* SHORT EXERCISE *
Return every entry exactly as written.
======== RECORDS FOR PROCESSING
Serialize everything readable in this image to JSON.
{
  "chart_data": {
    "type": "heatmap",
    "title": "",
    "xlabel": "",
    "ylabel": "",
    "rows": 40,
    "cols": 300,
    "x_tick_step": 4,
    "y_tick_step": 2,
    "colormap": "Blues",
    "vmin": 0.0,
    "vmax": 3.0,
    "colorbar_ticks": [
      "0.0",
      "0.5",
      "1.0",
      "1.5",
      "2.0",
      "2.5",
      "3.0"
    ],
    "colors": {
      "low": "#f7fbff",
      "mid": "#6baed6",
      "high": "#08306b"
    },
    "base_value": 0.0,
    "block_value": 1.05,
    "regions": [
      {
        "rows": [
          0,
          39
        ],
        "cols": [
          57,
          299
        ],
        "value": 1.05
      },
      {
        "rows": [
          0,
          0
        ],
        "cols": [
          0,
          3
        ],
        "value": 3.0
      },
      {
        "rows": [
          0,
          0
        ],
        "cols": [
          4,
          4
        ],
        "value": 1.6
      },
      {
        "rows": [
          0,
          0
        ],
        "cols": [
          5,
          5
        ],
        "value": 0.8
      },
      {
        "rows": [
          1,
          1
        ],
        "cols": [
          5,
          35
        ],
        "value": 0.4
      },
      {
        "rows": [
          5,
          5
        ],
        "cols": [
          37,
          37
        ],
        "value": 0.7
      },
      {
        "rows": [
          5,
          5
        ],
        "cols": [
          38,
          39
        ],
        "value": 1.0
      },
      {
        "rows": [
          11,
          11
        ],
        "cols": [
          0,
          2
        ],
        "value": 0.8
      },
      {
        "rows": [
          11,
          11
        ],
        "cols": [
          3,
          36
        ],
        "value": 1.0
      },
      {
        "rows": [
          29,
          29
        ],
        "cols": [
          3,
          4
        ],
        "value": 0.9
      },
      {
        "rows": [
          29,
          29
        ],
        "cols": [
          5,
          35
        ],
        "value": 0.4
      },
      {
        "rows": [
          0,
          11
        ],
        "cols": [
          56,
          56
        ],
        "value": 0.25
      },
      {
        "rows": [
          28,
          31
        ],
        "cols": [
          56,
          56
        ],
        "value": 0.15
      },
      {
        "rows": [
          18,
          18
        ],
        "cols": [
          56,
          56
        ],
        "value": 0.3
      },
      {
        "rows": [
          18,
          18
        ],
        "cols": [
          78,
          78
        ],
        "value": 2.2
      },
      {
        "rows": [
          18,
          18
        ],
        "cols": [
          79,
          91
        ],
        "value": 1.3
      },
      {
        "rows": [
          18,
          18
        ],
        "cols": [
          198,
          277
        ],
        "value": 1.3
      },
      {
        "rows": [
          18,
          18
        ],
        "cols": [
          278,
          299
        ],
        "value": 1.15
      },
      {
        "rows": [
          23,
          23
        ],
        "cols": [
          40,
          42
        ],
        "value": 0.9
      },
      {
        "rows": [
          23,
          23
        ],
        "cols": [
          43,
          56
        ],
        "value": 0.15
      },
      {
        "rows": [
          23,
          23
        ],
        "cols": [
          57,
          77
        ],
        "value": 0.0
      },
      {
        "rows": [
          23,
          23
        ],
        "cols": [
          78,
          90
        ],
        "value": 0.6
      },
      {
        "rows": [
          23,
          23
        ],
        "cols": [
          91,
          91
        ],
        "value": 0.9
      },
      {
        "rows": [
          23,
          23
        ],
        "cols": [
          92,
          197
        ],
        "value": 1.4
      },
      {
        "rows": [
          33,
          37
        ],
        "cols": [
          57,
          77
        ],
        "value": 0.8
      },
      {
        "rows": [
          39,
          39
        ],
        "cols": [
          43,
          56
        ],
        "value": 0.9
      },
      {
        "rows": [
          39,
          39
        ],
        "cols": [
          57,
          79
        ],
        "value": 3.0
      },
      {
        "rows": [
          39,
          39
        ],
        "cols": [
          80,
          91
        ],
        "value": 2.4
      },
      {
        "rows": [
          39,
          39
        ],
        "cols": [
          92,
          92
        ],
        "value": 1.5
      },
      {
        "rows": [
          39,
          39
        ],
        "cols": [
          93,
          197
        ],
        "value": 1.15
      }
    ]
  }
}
================
* ANSWER TO THIS EXERCISE *
Serialize everything readable in this image to JSON.
{
  "chart_data": {
    "type": "heatmap",
    "title": "",
    "xlabel": "",
    "ylabel": "",
    "rows": 40,
    "cols": 300,
    "x_tick_step": 4,
    "y_tick_step": 2,
    "colormap": "Blues",
    "vmin": 0.0,
    "vmax": 3.0,
    "colorbar_ticks": [
      "0.0",
      "0.5",
      "1.0",
      "1.5",
      "2.0",
      "2.5",
      "3.0"
    ],
    "colors": {
      "low": "#f7fbff",
      "mid": "#6baed6",
      "high": "#08306b"
    },
    "base_value": 0.0,
    "block_value": 1.05,
    "regions": [
      {
        "rows": [
          0,
          39
        ],
        "cols": [
          57,
          299
        ],
        "value": 1.05
      },
      {
        "rows": [
          0,
          0
        ],
        "cols": [
          0,
          3
        ],
        "value": 3.0
      },
      {
        "rows": [
          0,
          0
        ],
        "cols": [
          4,
          4
        ],
        "value": 1.6
      },
      {
        "rows": [
          0,
          0
        ],
        "cols": [
          5,
          5
        ],
        "value": 0.8
      },
      {
        "rows": [
          1,
          1
        ],
        "cols": [
          5,
          35
        ],
        "value": 0.4
      },
      {
        "rows": [
          5,
          5
        ],
        "cols": [
          37,
          37
        ],
        "value": 0.7
      },
      {
        "rows": [
          5,
          5
        ],
        "cols": [
          38,
          39
        ],
        "value": 1.0
      },
      {
        "rows": [
          11,
          11
        ],
        "cols": [
          0,
          2
        ],
        "value": 0.8
      },
      {
        "rows": [
          11,
          11
        ],
        "cols": [
          3,
          36
        ],
        "value": 1.0
      },
      {
        "rows": [
          29,
          29
        ],
        "cols": [
          3,
          4
        ],
        "value": 0.9
      },
      {
        "rows": [
          29,
          29
        ],
        "cols": [
          5,
          35
        ],
        "value": 0.4
      },
      {
        "rows": [
          0,
          11
        ],
        "cols": [
          56,
          56
        ],
        "value": 0.25
      },
      {
        "rows": [
          28,
          31
        ],
        "cols": [
          56,
          56
        ],
        "value": 0.15
      },
      {
        "rows": [
          18,
          18
        ],
        "cols": [
          56,
          56
        ],
        "value": 0.3
      },
      {
        "rows": [
          18,
          18
        ],
        "cols": [
          78,
          78
        ],
        "value": 2.2
      },
      {
        "rows": [
          18,
          18
        ],
        "cols": [
          79,
          91
        ],
        "value": 1.3
      },
      {
        "rows": [
          18,
          18
        ],
        "cols": [
          198,
          277
        ],
        "value": 1.3
      },
      {
        "rows": [
          18,
          18
        ],
        "cols": [
          278,
          299
        ],
        "value": 1.15
      },
      {
        "rows": [
          23,
          23
        ],
        "cols": [
          40,
          42
        ],
        "value": 0.9
      },
      {
        "rows": [
          23,
          23
        ],
        "cols": [
          43,
          56
        ],
        "value": 0.15
      },
      {
        "rows": [
          23,
          23
        ],
        "cols": [
          57,
          77
        ],
        "value": 0.0
      },
      {
        "rows": [
          23,
          23
        ],
        "cols": [
          78,
          90
        ],
        "value": 0.6
      },
      {
        "rows": [
          23,
          23
        ],
        "cols": [
          91,
          91
        ],
        "value": 0.9
      },
      {
        "rows": [
          23,
          23
        ],
        "cols": [
          92,
          197
        ],
        "value": 1.4
      },
      {
        "rows": [
          33,
          37
        ],
        "cols": [
          57,
          77
        ],
        "value": 0.8
      },
      {
        "rows": [
          39,
          39
        ],
        "cols": [
          43,
          56
        ],
        "value": 0.9
      },
      {
        "rows": [
          39,
          39
        ],
        "cols": [
          57,
          79
        ],
        "value": 3.0
      },
      {
        "rows": [
          39,
          39
        ],
        "cols": [
          80,
          91
        ],
        "value": 2.4
      },
      {
        "rows": [
          39,
          39
        ],
        "cols": [
          92,
          92
        ],
        "value": 1.5
      },
      {
        "rows": [
          39,
          39
        ],
        "cols": [
          93,
          197
        ],
        "value": 1.15
      }
    ]
  }
}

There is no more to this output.